■ **Set exercise**
Repeat the lines below exactly as they appear, but leave out the images.

■ **Material for this task**
..............................
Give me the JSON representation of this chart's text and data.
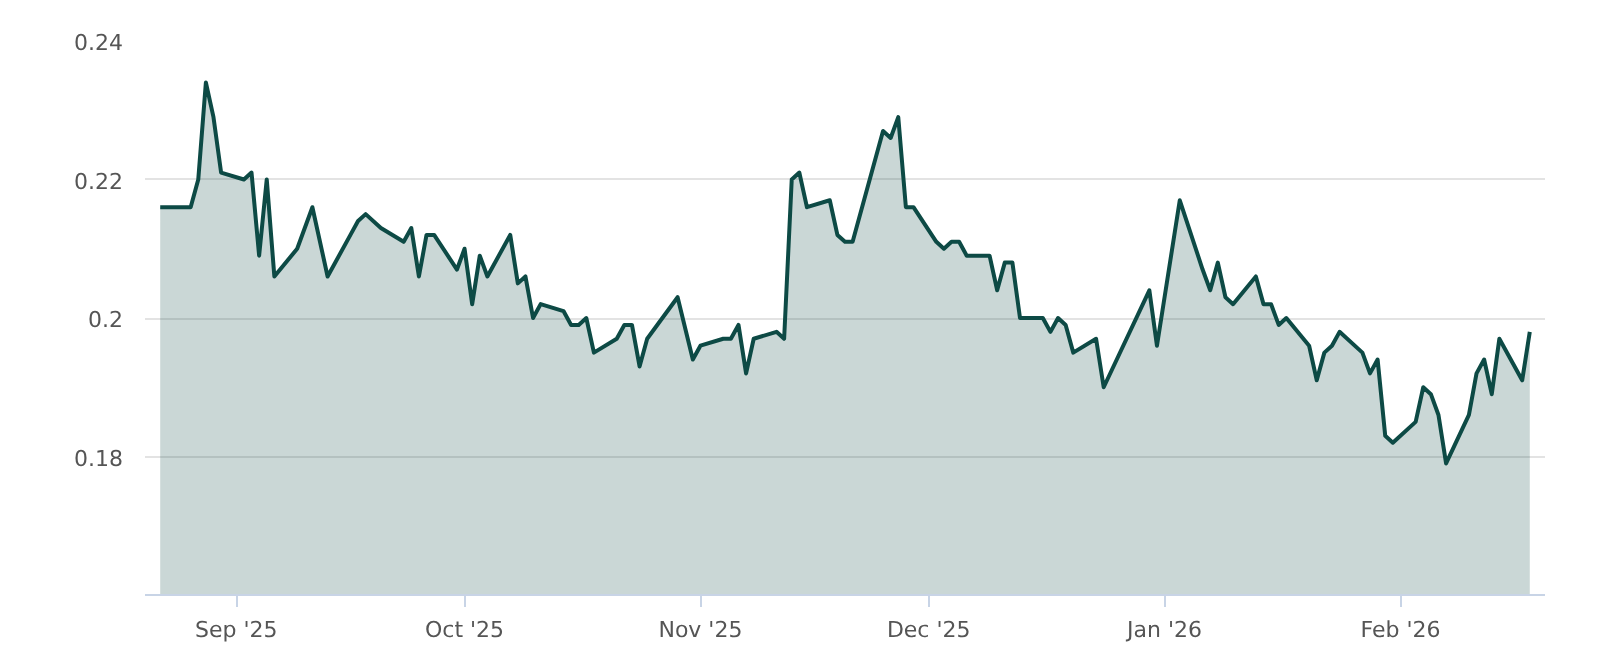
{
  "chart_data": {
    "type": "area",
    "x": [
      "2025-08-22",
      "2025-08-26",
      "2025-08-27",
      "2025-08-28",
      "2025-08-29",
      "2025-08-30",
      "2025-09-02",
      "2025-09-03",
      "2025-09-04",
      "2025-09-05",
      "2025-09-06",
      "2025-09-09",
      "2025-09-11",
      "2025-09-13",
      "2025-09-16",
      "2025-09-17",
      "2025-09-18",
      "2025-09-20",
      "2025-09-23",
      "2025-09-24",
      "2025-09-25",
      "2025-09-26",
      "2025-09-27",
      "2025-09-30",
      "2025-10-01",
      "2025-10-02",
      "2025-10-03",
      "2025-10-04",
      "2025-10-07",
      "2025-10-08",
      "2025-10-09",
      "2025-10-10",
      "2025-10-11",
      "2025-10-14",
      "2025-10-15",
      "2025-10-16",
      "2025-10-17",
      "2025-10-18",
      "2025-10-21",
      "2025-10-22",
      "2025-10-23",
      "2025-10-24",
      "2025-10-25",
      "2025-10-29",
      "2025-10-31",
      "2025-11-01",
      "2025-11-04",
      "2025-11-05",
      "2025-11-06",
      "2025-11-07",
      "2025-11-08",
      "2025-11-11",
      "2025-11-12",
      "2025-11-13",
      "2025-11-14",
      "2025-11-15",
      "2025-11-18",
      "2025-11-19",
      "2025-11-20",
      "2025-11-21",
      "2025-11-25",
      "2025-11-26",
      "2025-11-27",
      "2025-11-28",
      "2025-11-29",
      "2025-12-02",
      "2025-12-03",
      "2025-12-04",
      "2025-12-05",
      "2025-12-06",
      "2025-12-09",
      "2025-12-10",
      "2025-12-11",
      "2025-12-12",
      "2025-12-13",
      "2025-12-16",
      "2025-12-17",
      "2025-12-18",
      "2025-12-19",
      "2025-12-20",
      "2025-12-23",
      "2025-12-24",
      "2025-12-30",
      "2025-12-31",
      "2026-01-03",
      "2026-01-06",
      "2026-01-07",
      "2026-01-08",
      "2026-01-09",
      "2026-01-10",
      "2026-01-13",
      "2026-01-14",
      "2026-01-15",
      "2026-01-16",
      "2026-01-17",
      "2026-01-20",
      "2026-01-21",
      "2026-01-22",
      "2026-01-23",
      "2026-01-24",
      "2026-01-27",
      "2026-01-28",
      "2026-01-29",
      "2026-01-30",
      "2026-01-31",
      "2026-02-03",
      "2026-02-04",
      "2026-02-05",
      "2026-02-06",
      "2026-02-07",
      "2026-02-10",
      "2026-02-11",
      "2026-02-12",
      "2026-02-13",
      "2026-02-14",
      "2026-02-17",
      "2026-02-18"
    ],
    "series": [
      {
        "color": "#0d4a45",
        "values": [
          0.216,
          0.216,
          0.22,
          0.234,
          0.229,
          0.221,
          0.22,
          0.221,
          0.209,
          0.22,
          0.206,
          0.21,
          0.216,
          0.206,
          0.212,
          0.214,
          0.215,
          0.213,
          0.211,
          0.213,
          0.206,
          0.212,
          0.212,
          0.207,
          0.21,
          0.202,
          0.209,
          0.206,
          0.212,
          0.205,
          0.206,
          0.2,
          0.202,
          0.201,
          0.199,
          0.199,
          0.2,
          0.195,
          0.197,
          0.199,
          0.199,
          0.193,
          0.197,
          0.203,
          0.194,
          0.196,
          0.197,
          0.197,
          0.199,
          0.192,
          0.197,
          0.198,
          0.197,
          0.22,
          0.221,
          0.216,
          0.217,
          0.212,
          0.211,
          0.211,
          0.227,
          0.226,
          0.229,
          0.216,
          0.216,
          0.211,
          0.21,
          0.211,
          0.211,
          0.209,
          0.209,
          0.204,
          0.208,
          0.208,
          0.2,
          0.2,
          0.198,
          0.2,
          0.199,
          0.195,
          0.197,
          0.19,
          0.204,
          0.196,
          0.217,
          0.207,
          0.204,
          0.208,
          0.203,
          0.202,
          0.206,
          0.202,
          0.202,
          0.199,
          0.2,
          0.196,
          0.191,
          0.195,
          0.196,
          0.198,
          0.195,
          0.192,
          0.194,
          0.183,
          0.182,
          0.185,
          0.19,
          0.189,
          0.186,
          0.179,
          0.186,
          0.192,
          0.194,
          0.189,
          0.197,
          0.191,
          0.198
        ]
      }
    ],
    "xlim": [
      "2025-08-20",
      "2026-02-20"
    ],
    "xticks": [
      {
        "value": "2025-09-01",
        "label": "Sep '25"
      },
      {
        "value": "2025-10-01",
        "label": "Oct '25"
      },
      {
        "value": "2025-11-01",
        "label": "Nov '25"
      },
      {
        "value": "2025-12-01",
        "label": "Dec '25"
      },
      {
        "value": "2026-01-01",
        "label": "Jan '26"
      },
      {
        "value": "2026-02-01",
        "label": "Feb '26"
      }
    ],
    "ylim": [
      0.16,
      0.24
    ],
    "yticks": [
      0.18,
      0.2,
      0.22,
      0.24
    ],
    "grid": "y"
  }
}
..............................
■ **Answer below**
Give me the JSON representation of this chart's text and data.
{
  "chart_data": {
    "type": "area",
    "x": [
      "2025-08-22",
      "2025-08-26",
      "2025-08-27",
      "2025-08-28",
      "2025-08-29",
      "2025-08-30",
      "2025-09-02",
      "2025-09-03",
      "2025-09-04",
      "2025-09-05",
      "2025-09-06",
      "2025-09-09",
      "2025-09-11",
      "2025-09-13",
      "2025-09-16",
      "2025-09-17",
      "2025-09-18",
      "2025-09-20",
      "2025-09-23",
      "2025-09-24",
      "2025-09-25",
      "2025-09-26",
      "2025-09-27",
      "2025-09-30",
      "2025-10-01",
      "2025-10-02",
      "2025-10-03",
      "2025-10-04",
      "2025-10-07",
      "2025-10-08",
      "2025-10-09",
      "2025-10-10",
      "2025-10-11",
      "2025-10-14",
      "2025-10-15",
      "2025-10-16",
      "2025-10-17",
      "2025-10-18",
      "2025-10-21",
      "2025-10-22",
      "2025-10-23",
      "2025-10-24",
      "2025-10-25",
      "2025-10-29",
      "2025-10-31",
      "2025-11-01",
      "2025-11-04",
      "2025-11-05",
      "2025-11-06",
      "2025-11-07",
      "2025-11-08",
      "2025-11-11",
      "2025-11-12",
      "2025-11-13",
      "2025-11-14",
      "2025-11-15",
      "2025-11-18",
      "2025-11-19",
      "2025-11-20",
      "2025-11-21",
      "2025-11-25",
      "2025-11-26",
      "2025-11-27",
      "2025-11-28",
      "2025-11-29",
      "2025-12-02",
      "2025-12-03",
      "2025-12-04",
      "2025-12-05",
      "2025-12-06",
      "2025-12-09",
      "2025-12-10",
      "2025-12-11",
      "2025-12-12",
      "2025-12-13",
      "2025-12-16",
      "2025-12-17",
      "2025-12-18",
      "2025-12-19",
      "2025-12-20",
      "2025-12-23",
      "2025-12-24",
      "2025-12-30",
      "2025-12-31",
      "2026-01-03",
      "2026-01-06",
      "2026-01-07",
      "2026-01-08",
      "2026-01-09",
      "2026-01-10",
      "2026-01-13",
      "2026-01-14",
      "2026-01-15",
      "2026-01-16",
      "2026-01-17",
      "2026-01-20",
      "2026-01-21",
      "2026-01-22",
      "2026-01-23",
      "2026-01-24",
      "2026-01-27",
      "2026-01-28",
      "2026-01-29",
      "2026-01-30",
      "2026-01-31",
      "2026-02-03",
      "2026-02-04",
      "2026-02-05",
      "2026-02-06",
      "2026-02-07",
      "2026-02-10",
      "2026-02-11",
      "2026-02-12",
      "2026-02-13",
      "2026-02-14",
      "2026-02-17",
      "2026-02-18"
    ],
    "series": [
      {
        "color": "#0d4a45",
        "values": [
          0.216,
          0.216,
          0.22,
          0.234,
          0.229,
          0.221,
          0.22,
          0.221,
          0.209,
          0.22,
          0.206,
          0.21,
          0.216,
          0.206,
          0.212,
          0.214,
          0.215,
          0.213,
          0.211,
          0.213,
          0.206,
          0.212,
          0.212,
          0.207,
          0.21,
          0.202,
          0.209,
          0.206,
          0.212,
          0.205,
          0.206,
          0.2,
          0.202,
          0.201,
          0.199,
          0.199,
          0.2,
          0.195,
          0.197,
          0.199,
          0.199,
          0.193,
          0.197,
          0.203,
          0.194,
          0.196,
          0.197,
          0.197,
          0.199,
          0.192,
          0.197,
          0.198,
          0.197,
          0.22,
          0.221,
          0.216,
          0.217,
          0.212,
          0.211,
          0.211,
          0.227,
          0.226,
          0.229,
          0.216,
          0.216,
          0.211,
          0.21,
          0.211,
          0.211,
          0.209,
          0.209,
          0.204,
          0.208,
          0.208,
          0.2,
          0.2,
          0.198,
          0.2,
          0.199,
          0.195,
          0.197,
          0.19,
          0.204,
          0.196,
          0.217,
          0.207,
          0.204,
          0.208,
          0.203,
          0.202,
          0.206,
          0.202,
          0.202,
          0.199,
          0.2,
          0.196,
          0.191,
          0.195,
          0.196,
          0.198,
          0.195,
          0.192,
          0.194,
          0.183,
          0.182,
          0.185,
          0.19,
          0.189,
          0.186,
          0.179,
          0.186,
          0.192,
          0.194,
          0.189,
          0.197,
          0.191,
          0.198
        ]
      }
    ],
    "xlim": [
      "2025-08-20",
      "2026-02-20"
    ],
    "xticks": [
      {
        "value": "2025-09-01",
        "label": "Sep '25"
      },
      {
        "value": "2025-10-01",
        "label": "Oct '25"
      },
      {
        "value": "2025-11-01",
        "label": "Nov '25"
      },
      {
        "value": "2025-12-01",
        "label": "Dec '25"
      },
      {
        "value": "2026-01-01",
        "label": "Jan '26"
      },
      {
        "value": "2026-02-01",
        "label": "Feb '26"
      }
    ],
    "ylim": [
      0.16,
      0.24
    ],
    "yticks": [
      0.18,
      0.2,
      0.22,
      0.24
    ],
    "grid": "y"
  }
}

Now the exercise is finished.